▶ Available data:
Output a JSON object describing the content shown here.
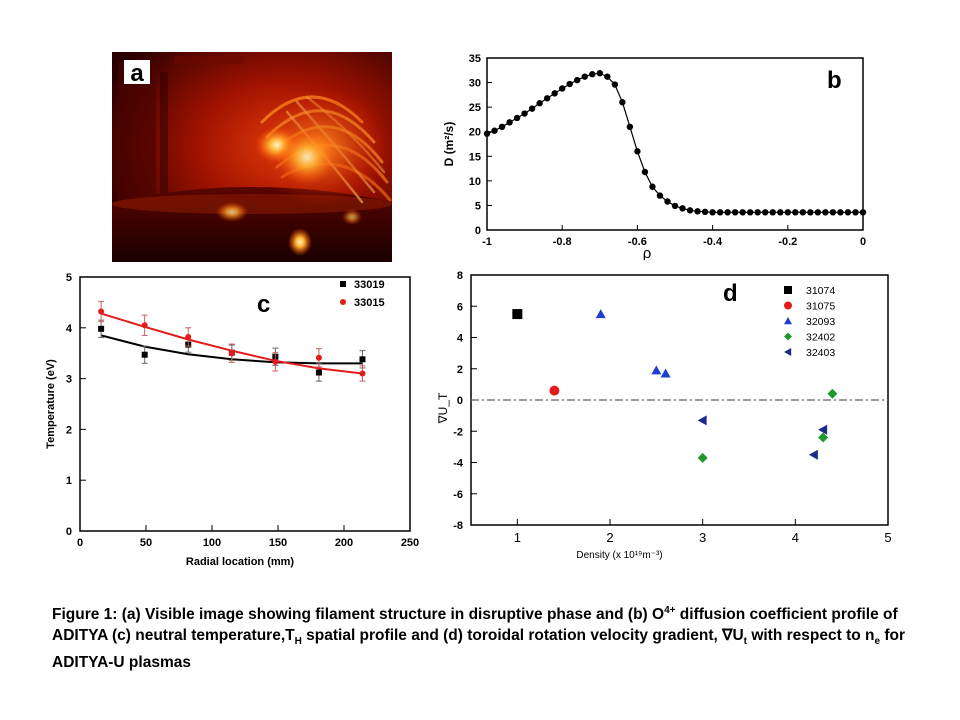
{
  "panel_a": {
    "label": "a",
    "colors": {
      "dark": "#2a0000",
      "mid": "#c41a00",
      "glow": "#ffb030",
      "hot": "#fff6c8"
    }
  },
  "chart_data": [
    {
      "id": "b",
      "type": "line",
      "panel_label": "b",
      "xlabel": "ρ",
      "ylabel": "D (m²/s)",
      "xlim": [
        -1,
        0
      ],
      "ylim": [
        0,
        35
      ],
      "xticks": [
        "-1",
        "-0.8",
        "-0.6",
        "-0.4",
        "-0.2",
        "0"
      ],
      "yticks": [
        "0",
        "5",
        "10",
        "15",
        "20",
        "25",
        "30",
        "35"
      ],
      "series": [
        {
          "x": [
            -1.0,
            -0.98,
            -0.96,
            -0.94,
            -0.92,
            -0.9,
            -0.88,
            -0.86,
            -0.84,
            -0.82,
            -0.8,
            -0.78,
            -0.76,
            -0.74,
            -0.72,
            -0.7,
            -0.68,
            -0.66,
            -0.64,
            -0.62,
            -0.6,
            -0.58,
            -0.56,
            -0.54,
            -0.52,
            -0.5,
            -0.48,
            -0.46,
            -0.44,
            -0.42,
            -0.4,
            -0.38,
            -0.36,
            -0.34,
            -0.32,
            -0.3,
            -0.28,
            -0.26,
            -0.24,
            -0.22,
            -0.2,
            -0.18,
            -0.16,
            -0.14,
            -0.12,
            -0.1,
            -0.08,
            -0.06,
            -0.04,
            -0.02,
            0
          ],
          "y": [
            19.6,
            20.2,
            21.0,
            21.9,
            22.8,
            23.7,
            24.7,
            25.8,
            26.8,
            27.8,
            28.8,
            29.7,
            30.5,
            31.2,
            31.7,
            31.9,
            31.2,
            29.6,
            26.0,
            21.0,
            16.0,
            11.8,
            8.8,
            7.0,
            5.8,
            4.9,
            4.4,
            4.0,
            3.8,
            3.7,
            3.6,
            3.6,
            3.6,
            3.6,
            3.6,
            3.6,
            3.6,
            3.6,
            3.6,
            3.6,
            3.6,
            3.6,
            3.6,
            3.6,
            3.6,
            3.6,
            3.6,
            3.6,
            3.6,
            3.6,
            3.6
          ]
        }
      ]
    },
    {
      "id": "c",
      "type": "scatter",
      "panel_label": "c",
      "xlabel": "Radial location (mm)",
      "ylabel": "Temperature (eV)",
      "xlim": [
        0,
        250
      ],
      "ylim": [
        0,
        5
      ],
      "xticks": [
        "0",
        "50",
        "100",
        "150",
        "200",
        "250"
      ],
      "yticks": [
        "0",
        "1",
        "2",
        "3",
        "4",
        "5"
      ],
      "series": [
        {
          "name": "33019",
          "color": "#000000",
          "marker": "square",
          "x": [
            16,
            49,
            82,
            115,
            148,
            181,
            214
          ],
          "y": [
            3.98,
            3.47,
            3.67,
            3.51,
            3.43,
            3.12,
            3.38
          ],
          "err": [
            0.17,
            0.17,
            0.15,
            0.15,
            0.17,
            0.17,
            0.17
          ],
          "fit": [
            3.85,
            3.63,
            3.48,
            3.38,
            3.32,
            3.3,
            3.3
          ]
        },
        {
          "name": "33015",
          "color": "#e31b1b",
          "marker": "circle",
          "x": [
            16,
            49,
            82,
            115,
            148,
            181,
            214
          ],
          "y": [
            4.32,
            4.05,
            3.82,
            3.5,
            3.33,
            3.41,
            3.1
          ],
          "err": [
            0.2,
            0.2,
            0.18,
            0.18,
            0.18,
            0.18,
            0.15
          ],
          "fit": [
            4.28,
            4.02,
            3.77,
            3.55,
            3.35,
            3.2,
            3.1
          ]
        }
      ]
    },
    {
      "id": "d",
      "type": "scatter",
      "panel_label": "d",
      "xlabel": "Density (x 10¹⁹m⁻³)",
      "ylabel": "∇U_T",
      "xlim": [
        0.5,
        5
      ],
      "ylim": [
        -8,
        8
      ],
      "xticks": [
        "1",
        "2",
        "3",
        "4",
        "5"
      ],
      "yticks": [
        "8",
        "6",
        "4",
        "2",
        "0",
        "-2",
        "-4",
        "-6",
        "-8"
      ],
      "reference_line_y": 0,
      "series": [
        {
          "name": "31074",
          "color": "#000000",
          "marker": "square",
          "x": [
            1.0
          ],
          "y": [
            5.5
          ]
        },
        {
          "name": "31075",
          "color": "#e31b1b",
          "marker": "circle",
          "x": [
            1.4
          ],
          "y": [
            0.6
          ]
        },
        {
          "name": "32093",
          "color": "#1f3fd0",
          "marker": "triangle-up",
          "x": [
            1.9,
            2.5,
            2.6
          ],
          "y": [
            5.5,
            1.9,
            1.7
          ]
        },
        {
          "name": "32402",
          "color": "#1f9a2a",
          "marker": "diamond",
          "x": [
            3.0,
            4.3,
            4.4
          ],
          "y": [
            -3.7,
            -2.4,
            0.4
          ]
        },
        {
          "name": "32403",
          "color": "#1c2a8c",
          "marker": "triangle-left",
          "x": [
            3.0,
            4.2,
            4.3
          ],
          "y": [
            -1.3,
            -3.5,
            -1.9
          ]
        }
      ]
    }
  ],
  "caption": {
    "t1": "Figure 1: (a) Visible image showing filament structure in disruptive phase and (b) O",
    "sup1": "4+",
    "t2": " diffusion coefficient profile of ADITYA (c) neutral temperature,T",
    "sub1": "H",
    "t3": " spatial profile and (d) toroidal rotation velocity gradient, ∇U",
    "sub2": "t",
    "t4": " with respect to n",
    "sub3": "e",
    "t5": " for ADITYA-U plasmas"
  }
}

▶ Written task:
Repeat the full listing above exactly, with no pictures in the copy.

▶ Complete answer:
Output a JSON object describing the content shown here.
{
  "panel_a": {
    "label": "a",
    "colors": {
      "dark": "#2a0000",
      "mid": "#c41a00",
      "glow": "#ffb030",
      "hot": "#fff6c8"
    }
  },
  "chart_data": [
    {
      "id": "b",
      "type": "line",
      "panel_label": "b",
      "xlabel": "ρ",
      "ylabel": "D (m²/s)",
      "xlim": [
        -1,
        0
      ],
      "ylim": [
        0,
        35
      ],
      "xticks": [
        "-1",
        "-0.8",
        "-0.6",
        "-0.4",
        "-0.2",
        "0"
      ],
      "yticks": [
        "0",
        "5",
        "10",
        "15",
        "20",
        "25",
        "30",
        "35"
      ],
      "series": [
        {
          "x": [
            -1.0,
            -0.98,
            -0.96,
            -0.94,
            -0.92,
            -0.9,
            -0.88,
            -0.86,
            -0.84,
            -0.82,
            -0.8,
            -0.78,
            -0.76,
            -0.74,
            -0.72,
            -0.7,
            -0.68,
            -0.66,
            -0.64,
            -0.62,
            -0.6,
            -0.58,
            -0.56,
            -0.54,
            -0.52,
            -0.5,
            -0.48,
            -0.46,
            -0.44,
            -0.42,
            -0.4,
            -0.38,
            -0.36,
            -0.34,
            -0.32,
            -0.3,
            -0.28,
            -0.26,
            -0.24,
            -0.22,
            -0.2,
            -0.18,
            -0.16,
            -0.14,
            -0.12,
            -0.1,
            -0.08,
            -0.06,
            -0.04,
            -0.02,
            0
          ],
          "y": [
            19.6,
            20.2,
            21.0,
            21.9,
            22.8,
            23.7,
            24.7,
            25.8,
            26.8,
            27.8,
            28.8,
            29.7,
            30.5,
            31.2,
            31.7,
            31.9,
            31.2,
            29.6,
            26.0,
            21.0,
            16.0,
            11.8,
            8.8,
            7.0,
            5.8,
            4.9,
            4.4,
            4.0,
            3.8,
            3.7,
            3.6,
            3.6,
            3.6,
            3.6,
            3.6,
            3.6,
            3.6,
            3.6,
            3.6,
            3.6,
            3.6,
            3.6,
            3.6,
            3.6,
            3.6,
            3.6,
            3.6,
            3.6,
            3.6,
            3.6,
            3.6
          ]
        }
      ]
    },
    {
      "id": "c",
      "type": "scatter",
      "panel_label": "c",
      "xlabel": "Radial location (mm)",
      "ylabel": "Temperature (eV)",
      "xlim": [
        0,
        250
      ],
      "ylim": [
        0,
        5
      ],
      "xticks": [
        "0",
        "50",
        "100",
        "150",
        "200",
        "250"
      ],
      "yticks": [
        "0",
        "1",
        "2",
        "3",
        "4",
        "5"
      ],
      "series": [
        {
          "name": "33019",
          "color": "#000000",
          "marker": "square",
          "x": [
            16,
            49,
            82,
            115,
            148,
            181,
            214
          ],
          "y": [
            3.98,
            3.47,
            3.67,
            3.51,
            3.43,
            3.12,
            3.38
          ],
          "err": [
            0.17,
            0.17,
            0.15,
            0.15,
            0.17,
            0.17,
            0.17
          ],
          "fit": [
            3.85,
            3.63,
            3.48,
            3.38,
            3.32,
            3.3,
            3.3
          ]
        },
        {
          "name": "33015",
          "color": "#e31b1b",
          "marker": "circle",
          "x": [
            16,
            49,
            82,
            115,
            148,
            181,
            214
          ],
          "y": [
            4.32,
            4.05,
            3.82,
            3.5,
            3.33,
            3.41,
            3.1
          ],
          "err": [
            0.2,
            0.2,
            0.18,
            0.18,
            0.18,
            0.18,
            0.15
          ],
          "fit": [
            4.28,
            4.02,
            3.77,
            3.55,
            3.35,
            3.2,
            3.1
          ]
        }
      ]
    },
    {
      "id": "d",
      "type": "scatter",
      "panel_label": "d",
      "xlabel": "Density (x 10¹⁹m⁻³)",
      "ylabel": "∇U_T",
      "xlim": [
        0.5,
        5
      ],
      "ylim": [
        -8,
        8
      ],
      "xticks": [
        "1",
        "2",
        "3",
        "4",
        "5"
      ],
      "yticks": [
        "8",
        "6",
        "4",
        "2",
        "0",
        "-2",
        "-4",
        "-6",
        "-8"
      ],
      "reference_line_y": 0,
      "series": [
        {
          "name": "31074",
          "color": "#000000",
          "marker": "square",
          "x": [
            1.0
          ],
          "y": [
            5.5
          ]
        },
        {
          "name": "31075",
          "color": "#e31b1b",
          "marker": "circle",
          "x": [
            1.4
          ],
          "y": [
            0.6
          ]
        },
        {
          "name": "32093",
          "color": "#1f3fd0",
          "marker": "triangle-up",
          "x": [
            1.9,
            2.5,
            2.6
          ],
          "y": [
            5.5,
            1.9,
            1.7
          ]
        },
        {
          "name": "32402",
          "color": "#1f9a2a",
          "marker": "diamond",
          "x": [
            3.0,
            4.3,
            4.4
          ],
          "y": [
            -3.7,
            -2.4,
            0.4
          ]
        },
        {
          "name": "32403",
          "color": "#1c2a8c",
          "marker": "triangle-left",
          "x": [
            3.0,
            4.2,
            4.3
          ],
          "y": [
            -1.3,
            -3.5,
            -1.9
          ]
        }
      ]
    }
  ],
  "caption": {
    "t1": "Figure 1: (a) Visible image showing filament structure in disruptive phase and (b) O",
    "sup1": "4+",
    "t2": " diffusion coefficient profile of ADITYA (c) neutral temperature,T",
    "sub1": "H",
    "t3": " spatial profile and (d) toroidal rotation velocity gradient, ∇U",
    "sub2": "t",
    "t4": " with respect to n",
    "sub3": "e",
    "t5": " for ADITYA-U plasmas"
  }
}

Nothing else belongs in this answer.